> Exercise task
Nothing in the data should change when you return it, but leave the pictures out.

[Collected data entries]
● ● ● ● ● ● ●
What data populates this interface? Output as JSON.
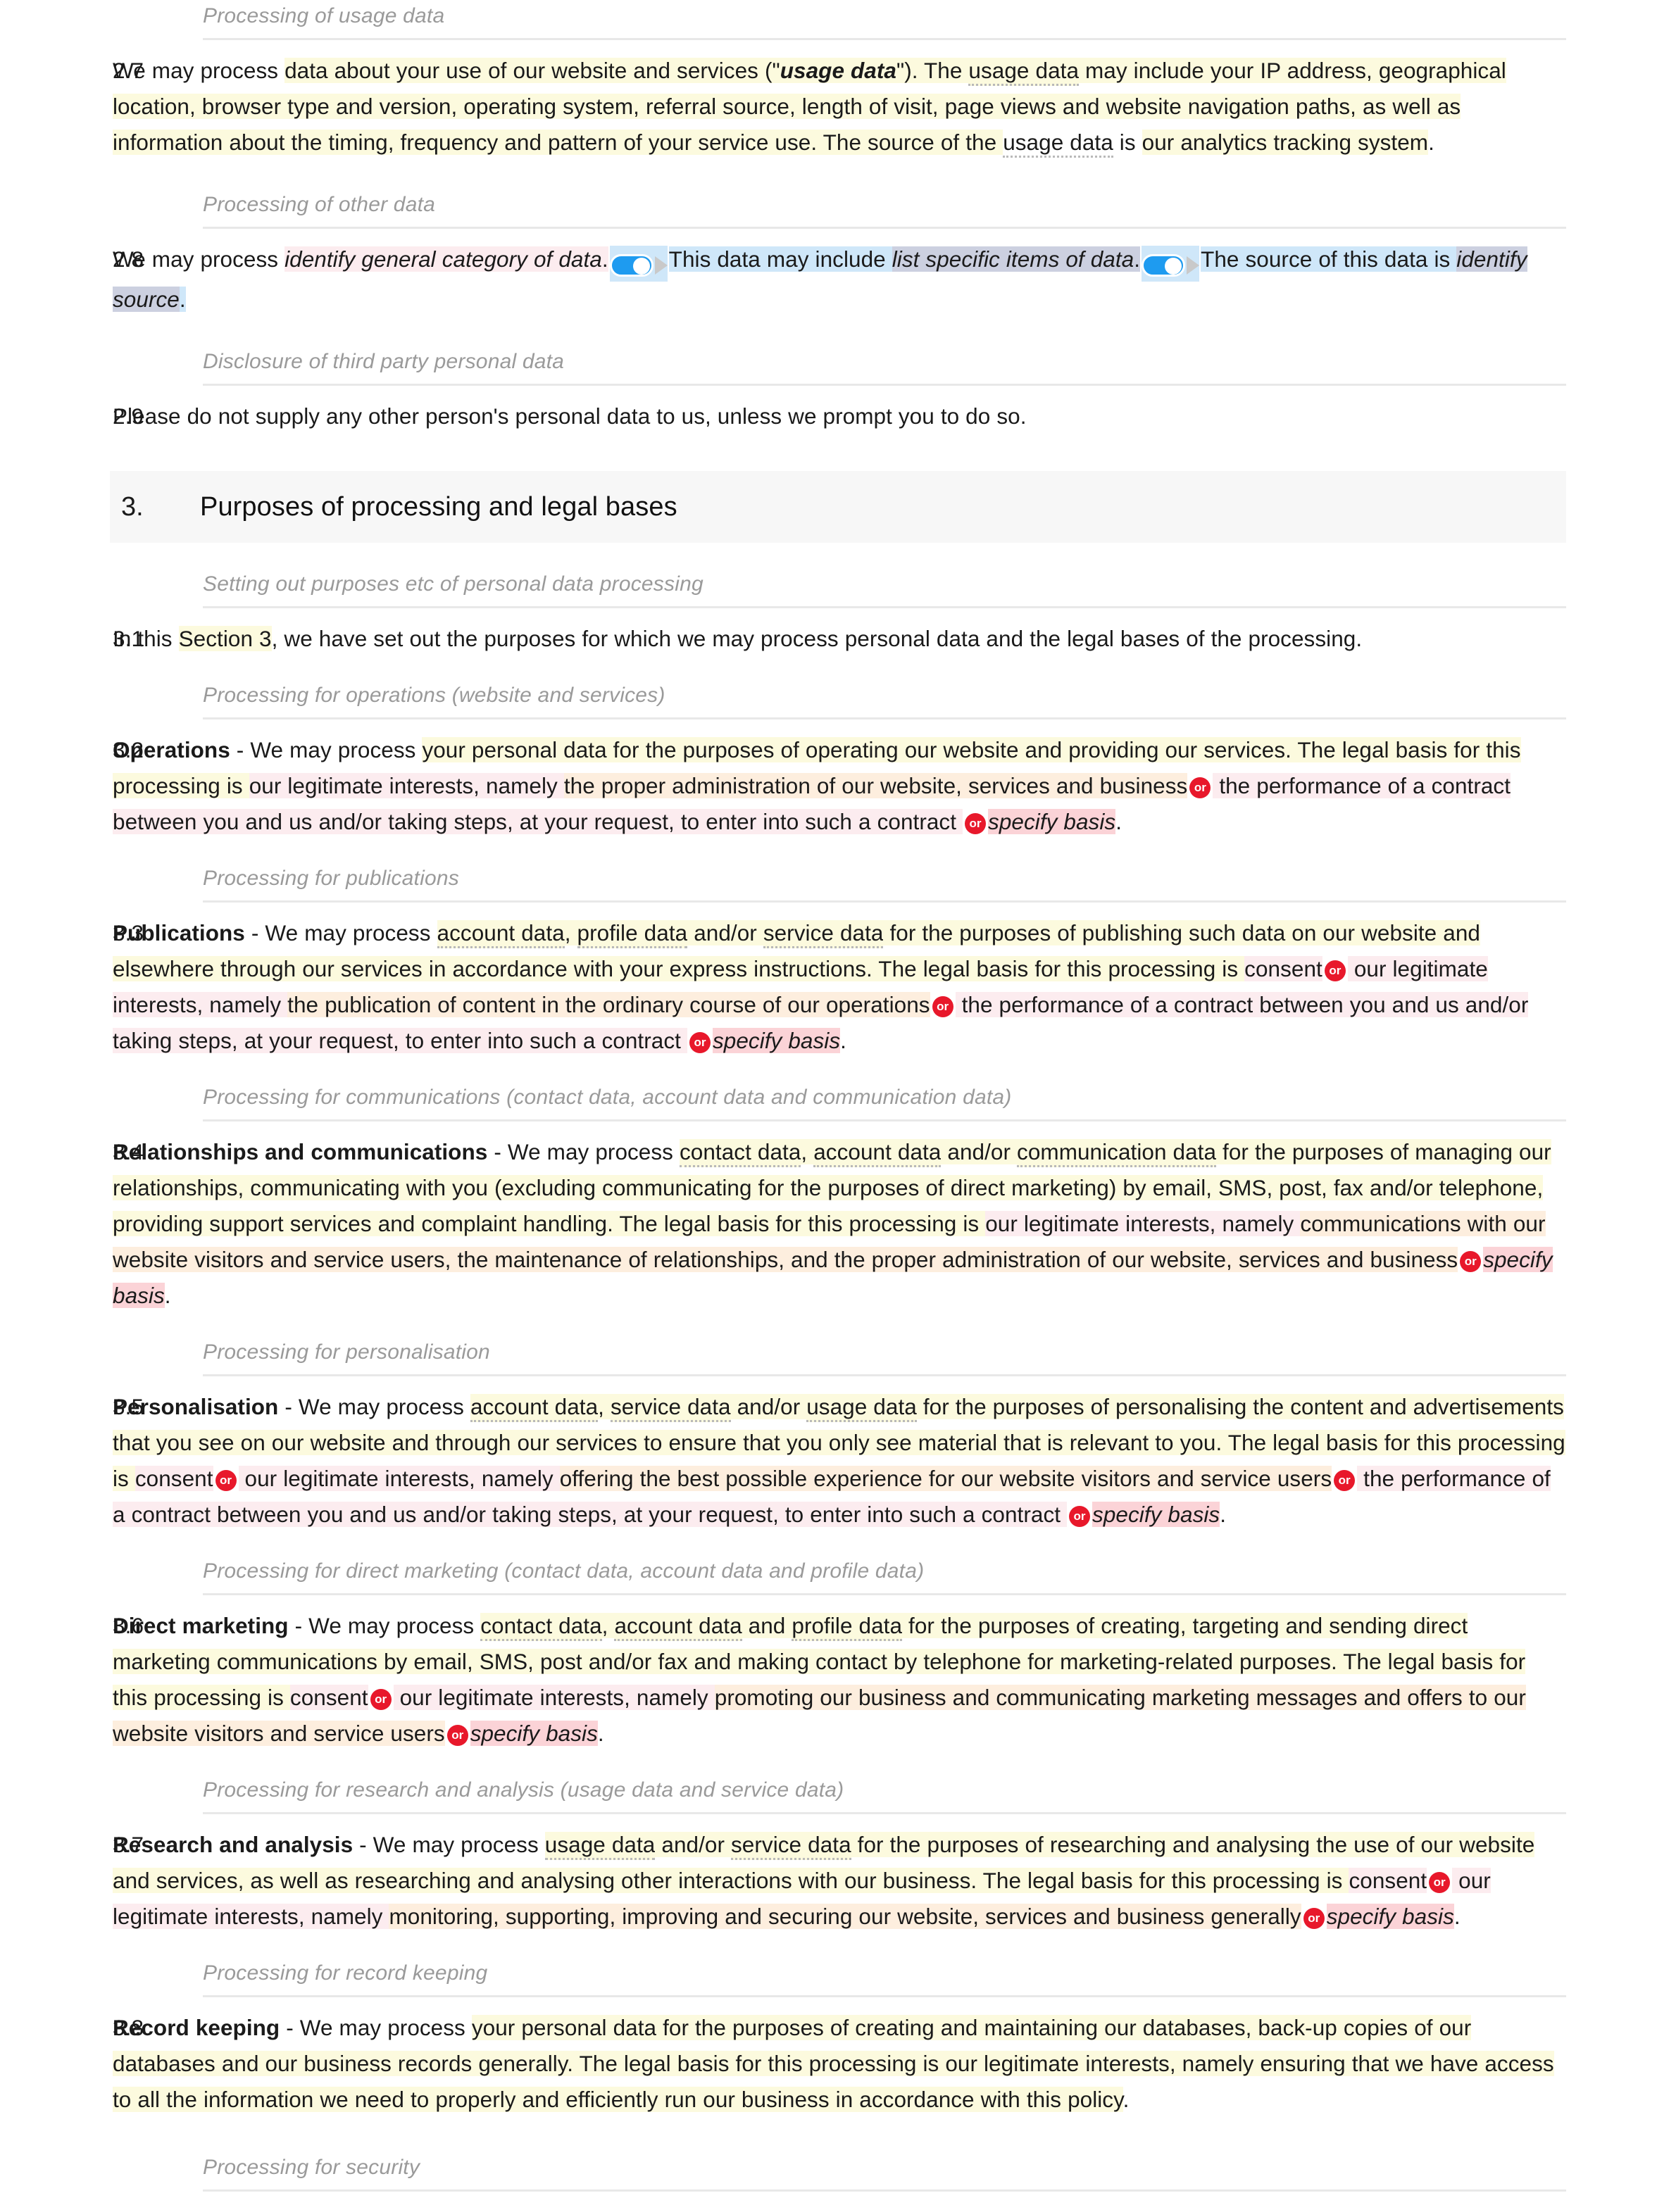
{
  "document": {
    "type": "privacy-policy-template",
    "accent_colors": {
      "or_badge_bg": "#e8182b",
      "toggle_on": "#1e9bf0",
      "section_band_bg": "#f7f7f7",
      "highlight_yellow": "#fcfade",
      "highlight_pink": "#fbdfe2",
      "highlight_peach": "#fce3cd",
      "highlight_blue": "#cfe7f9",
      "subhead_grey": "#9a9a9a",
      "rule_grey": "#e8e8e8"
    }
  },
  "subheads": {
    "usage_data": "Processing of usage data",
    "other_data": "Processing of other data",
    "third_party": "Disclosure of third party personal data",
    "setting_out": "Setting out purposes etc of personal data processing",
    "operations": "Processing for operations (website and services)",
    "publications": "Processing for publications",
    "communications": "Processing for communications (contact data, account data and communication data)",
    "personalisation": "Processing for personalisation",
    "direct_marketing": "Processing for direct marketing (contact data, account data and profile data)",
    "research": "Processing for research and analysis (usage data and service data)",
    "record_keeping": "Processing for record keeping",
    "security": "Processing for security"
  },
  "section3": {
    "number": "3.",
    "title": "Purposes of processing and legal bases"
  },
  "clauses": {
    "c27": {
      "number": "2.7",
      "t1": "We may process ",
      "t2": "data about your use of our website and services (\"",
      "t3": "usage data",
      "t4": "\"). The ",
      "t5": "usage data",
      "t6": " may include your IP address, geographical location, browser type and version, operating system, referral source, length of visit, page views and website navigation paths, as well as information about the timing, frequency and pattern of your service use. The source of the ",
      "t7": "usage data",
      "t8": " is ",
      "t9": "our analytics tracking system",
      "t10": "."
    },
    "c28": {
      "number": "2.8",
      "t1": "We may process ",
      "t2": "identify general category of data",
      "t3": ".",
      "t4": "This data may include ",
      "t5": "list specific items of data",
      "t6": ".",
      "t7": "The source of this data is ",
      "t8": "identify source",
      "t9": "."
    },
    "c29": {
      "number": "2.9",
      "text": "Please do not supply any other person's personal data to us, unless we prompt you to do so."
    },
    "c31": {
      "number": "3.1",
      "t1": "In this ",
      "t2": "Section 3",
      "t3": ", we have set out the purposes for which we may process personal data and the legal bases of the processing."
    },
    "c32": {
      "number": "3.2",
      "lead": "Operations",
      "t1": " - We may process ",
      "t2": "your personal data",
      "t3": " for the purposes of operating our website and providing our services. The legal basis for this processing is ",
      "t4": "our legitimate interests, namely ",
      "t5": "the proper administration of our website, services and business",
      "or1": "or",
      "t6": " the performance of a contract between you and us and/or taking steps, at your request, to enter into such a contract ",
      "or2": "or",
      "t7": "specify basis",
      "t8": "."
    },
    "c33": {
      "number": "3.3",
      "lead": "Publications",
      "t1": " - We may process ",
      "t2": "account data",
      "t3": ", ",
      "t4": "profile data",
      "t5": " and/or ",
      "t6": "service data",
      "t7": " for the purposes of publishing such data on our website and elsewhere through our services in accordance with your express instructions. The legal basis for this processing is ",
      "t8": "consent",
      "or1": "or",
      "t9": " our legitimate interests, namely ",
      "t10": "the publication of content in the ordinary course of our operations",
      "or2": "or",
      "t11": " the performance of a contract between you and us and/or taking steps, at your request, to enter into such a contract ",
      "or3": "or",
      "t12": "specify basis",
      "t13": "."
    },
    "c34": {
      "number": "3.4",
      "lead": "Relationships and communications",
      "t1": " - We may process ",
      "t2": "contact data",
      "t3": ", ",
      "t4": "account data",
      "t5": " and/or ",
      "t6": "communication data",
      "t7": " for the purposes of managing our relationships, communicating with you (excluding communicating for the purposes of direct marketing) by email, SMS, post, fax and/or telephone, providing support services and complaint handling. The legal basis for this processing is ",
      "t8": "our legitimate interests, namely ",
      "t9": "communications with our website visitors and service users, the maintenance of relationships, and the proper administration of our website, services and business",
      "or1": "or",
      "t10": "specify basis",
      "t11": "."
    },
    "c35": {
      "number": "3.5",
      "lead": "Personalisation",
      "t1": " - We may process ",
      "t2": "account data",
      "t3": ", ",
      "t4": "service data",
      "t5": " and/or ",
      "t6": "usage data",
      "t7": " for the purposes of personalising the content and advertisements that you see on our website and through our services to ensure that you only see material that is relevant to you. The legal basis for this processing is ",
      "t8": "consent",
      "or1": "or",
      "t9": " our legitimate interests, namely ",
      "t10": "offering the best possible experience for our website visitors and service users",
      "or2": "or",
      "t11": " the performance of a contract between you and us and/or taking steps, at your request, to enter into such a contract ",
      "or3": "or",
      "t12": "specify basis",
      "t13": "."
    },
    "c36": {
      "number": "3.6",
      "lead": "Direct marketing",
      "t1": " - We may process ",
      "t2": "contact data",
      "t3": ", ",
      "t4": "account data",
      "t5": " and ",
      "t6": "profile data",
      "t7": " for the purposes of creating, targeting and sending direct marketing communications by email, SMS, post and/or fax and making contact by telephone for marketing-related purposes. The legal basis for this processing is ",
      "t8": "consent",
      "or1": "or",
      "t9": " our legitimate interests, namely ",
      "t10": "promoting our business and communicating marketing messages and offers to our website visitors and service users",
      "or2": "or",
      "t11": "specify basis",
      "t12": "."
    },
    "c37": {
      "number": "3.7",
      "lead": "Research and analysis",
      "t1": " - We may process ",
      "t2": "usage data",
      "t3": " and/or ",
      "t4": "service data",
      "t5": " for the purposes of researching and analysing the use of our website and services, as well as researching and analysing other interactions with our business. The legal basis for this processing is ",
      "t6": "consent",
      "or1": "or",
      "t7": " our legitimate interests, namely ",
      "t8": "monitoring, supporting, improving and securing our website, services and business generally",
      "or2": "or",
      "t9": "specify basis",
      "t10": "."
    },
    "c38": {
      "number": "3.8",
      "lead": "Record keeping",
      "t1": " - We may process ",
      "t2": "your personal data",
      "t3": " for the purposes of creating and maintaining our databases, back-up copies of our databases and our business records generally. The legal basis for this processing is our legitimate interests, namely ",
      "t4": "ensuring that we have access to all the information we need to properly and efficiently run our business in accordance with this policy",
      "t5": "."
    }
  }
}
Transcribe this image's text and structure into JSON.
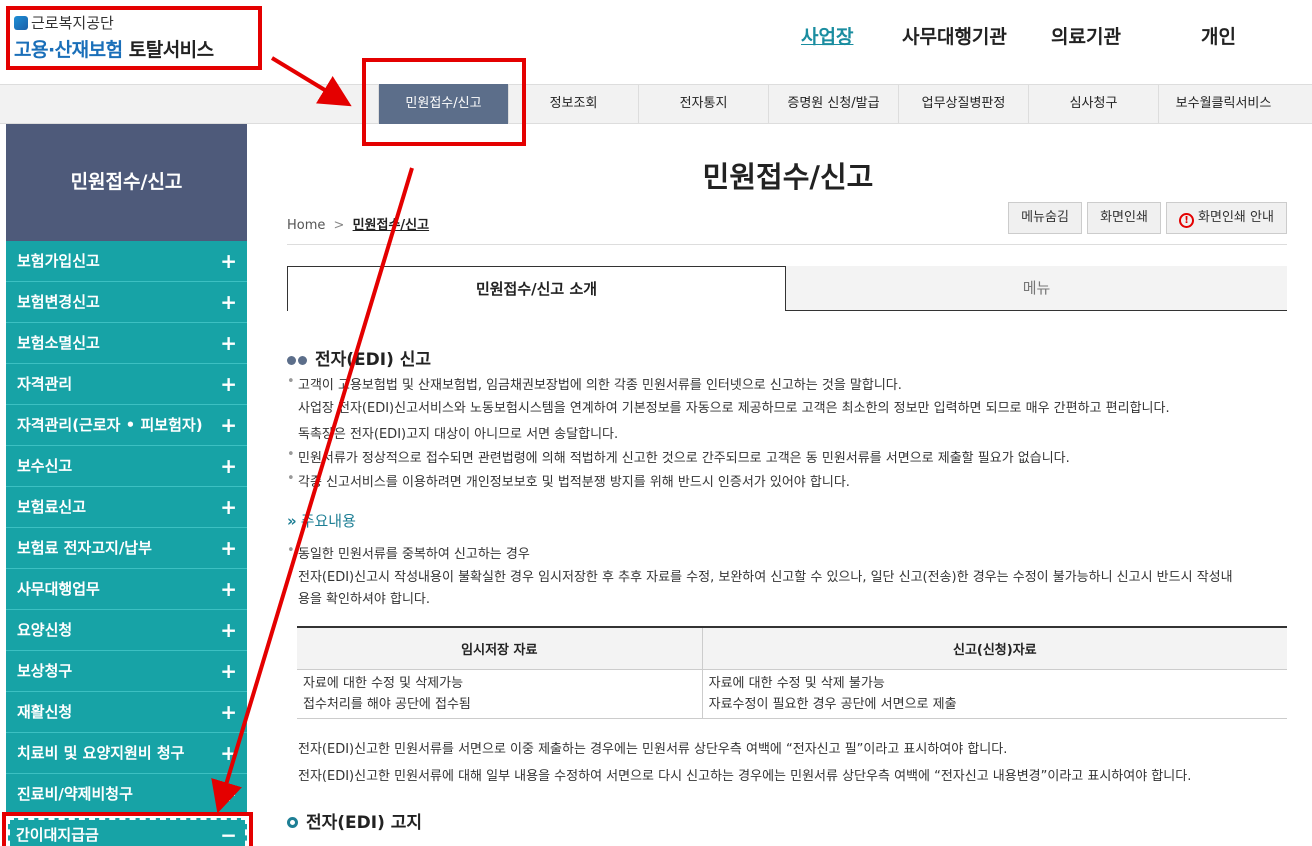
● ● ● ● ● ● ●
> Output
What data populates this interface? Output as JSON.
{
  "document": {
    "type": "privacy-policy-template",
    "accent_colors": {
      "or_badge_bg": "#e8182b",
      "toggle_on": "#1e9bf0",
      "section_band_bg": "#f7f7f7",
      "highlight_yellow": "#fcfade",
      "highlight_pink": "#fbdfe2",
      "highlight_peach": "#fce3cd",
      "highlight_blue": "#cfe7f9",
      "subhead_grey": "#9a9a9a",
      "rule_grey": "#e8e8e8"
    }
  },
  "subheads": {
    "usage_data": "Processing of usage data",
    "other_data": "Processing of other data",
    "third_party": "Disclosure of third party personal data",
    "setting_out": "Setting out purposes etc of personal data processing",
    "operations": "Processing for operations (website and services)",
    "publications": "Processing for publications",
    "communications": "Processing for communications (contact data, account data and communication data)",
    "personalisation": "Processing for personalisation",
    "direct_marketing": "Processing for direct marketing (contact data, account data and profile data)",
    "research": "Processing for research and analysis (usage data and service data)",
    "record_keeping": "Processing for record keeping",
    "security": "Processing for security"
  },
  "section3": {
    "number": "3.",
    "title": "Purposes of processing and legal bases"
  },
  "clauses": {
    "c27": {
      "number": "2.7",
      "t1": "We may process ",
      "t2": "data about your use of our website and services (\"",
      "t3": "usage data",
      "t4": "\"). The ",
      "t5": "usage data",
      "t6": " may include your IP address, geographical location, browser type and version, operating system, referral source, length of visit, page views and website navigation paths, as well as information about the timing, frequency and pattern of your service use. The source of the ",
      "t7": "usage data",
      "t8": " is ",
      "t9": "our analytics tracking system",
      "t10": "."
    },
    "c28": {
      "number": "2.8",
      "t1": "We may process ",
      "t2": "identify general category of data",
      "t3": ".",
      "t4": "This data may include ",
      "t5": "list specific items of data",
      "t6": ".",
      "t7": "The source of this data is ",
      "t8": "identify source",
      "t9": "."
    },
    "c29": {
      "number": "2.9",
      "text": "Please do not supply any other person's personal data to us, unless we prompt you to do so."
    },
    "c31": {
      "number": "3.1",
      "t1": "In this ",
      "t2": "Section 3",
      "t3": ", we have set out the purposes for which we may process personal data and the legal bases of the processing."
    },
    "c32": {
      "number": "3.2",
      "lead": "Operations",
      "t1": " - We may process ",
      "t2": "your personal data",
      "t3": " for the purposes of operating our website and providing our services. The legal basis for this processing is ",
      "t4": "our legitimate interests, namely ",
      "t5": "the proper administration of our website, services and business",
      "or1": "or",
      "t6": " the performance of a contract between you and us and/or taking steps, at your request, to enter into such a contract ",
      "or2": "or",
      "t7": "specify basis",
      "t8": "."
    },
    "c33": {
      "number": "3.3",
      "lead": "Publications",
      "t1": " - We may process ",
      "t2": "account data",
      "t3": ", ",
      "t4": "profile data",
      "t5": " and/or ",
      "t6": "service data",
      "t7": " for the purposes of publishing such data on our website and elsewhere through our services in accordance with your express instructions. The legal basis for this processing is ",
      "t8": "consent",
      "or1": "or",
      "t9": " our legitimate interests, namely ",
      "t10": "the publication of content in the ordinary course of our operations",
      "or2": "or",
      "t11": " the performance of a contract between you and us and/or taking steps, at your request, to enter into such a contract ",
      "or3": "or",
      "t12": "specify basis",
      "t13": "."
    },
    "c34": {
      "number": "3.4",
      "lead": "Relationships and communications",
      "t1": " - We may process ",
      "t2": "contact data",
      "t3": ", ",
      "t4": "account data",
      "t5": " and/or ",
      "t6": "communication data",
      "t7": " for the purposes of managing our relationships, communicating with you (excluding communicating for the purposes of direct marketing) by email, SMS, post, fax and/or telephone, providing support services and complaint handling. The legal basis for this processing is ",
      "t8": "our legitimate interests, namely ",
      "t9": "communications with our website visitors and service users, the maintenance of relationships, and the proper administration of our website, services and business",
      "or1": "or",
      "t10": "specify basis",
      "t11": "."
    },
    "c35": {
      "number": "3.5",
      "lead": "Personalisation",
      "t1": " - We may process ",
      "t2": "account data",
      "t3": ", ",
      "t4": "service data",
      "t5": " and/or ",
      "t6": "usage data",
      "t7": " for the purposes of personalising the content and advertisements that you see on our website and through our services to ensure that you only see material that is relevant to you. The legal basis for this processing is ",
      "t8": "consent",
      "or1": "or",
      "t9": " our legitimate interests, namely ",
      "t10": "offering the best possible experience for our website visitors and service users",
      "or2": "or",
      "t11": " the performance of a contract between you and us and/or taking steps, at your request, to enter into such a contract ",
      "or3": "or",
      "t12": "specify basis",
      "t13": "."
    },
    "c36": {
      "number": "3.6",
      "lead": "Direct marketing",
      "t1": " - We may process ",
      "t2": "contact data",
      "t3": ", ",
      "t4": "account data",
      "t5": " and ",
      "t6": "profile data",
      "t7": " for the purposes of creating, targeting and sending direct marketing communications by email, SMS, post and/or fax and making contact by telephone for marketing-related purposes. The legal basis for this processing is ",
      "t8": "consent",
      "or1": "or",
      "t9": " our legitimate interests, namely ",
      "t10": "promoting our business and communicating marketing messages and offers to our website visitors and service users",
      "or2": "or",
      "t11": "specify basis",
      "t12": "."
    },
    "c37": {
      "number": "3.7",
      "lead": "Research and analysis",
      "t1": " - We may process ",
      "t2": "usage data",
      "t3": " and/or ",
      "t4": "service data",
      "t5": " for the purposes of researching and analysing the use of our website and services, as well as researching and analysing other interactions with our business. The legal basis for this processing is ",
      "t6": "consent",
      "or1": "or",
      "t7": " our legitimate interests, namely ",
      "t8": "monitoring, supporting, improving and securing our website, services and business generally",
      "or2": "or",
      "t9": "specify basis",
      "t10": "."
    },
    "c38": {
      "number": "3.8",
      "lead": "Record keeping",
      "t1": " - We may process ",
      "t2": "your personal data",
      "t3": " for the purposes of creating and maintaining our databases, back-up copies of our databases and our business records generally. The legal basis for this processing is our legitimate interests, namely ",
      "t4": "ensuring that we have access to all the information we need to properly and efficiently run our business in accordance with this policy",
      "t5": "."
    }
  }
}
Transcribe this image's text and structure into JSON.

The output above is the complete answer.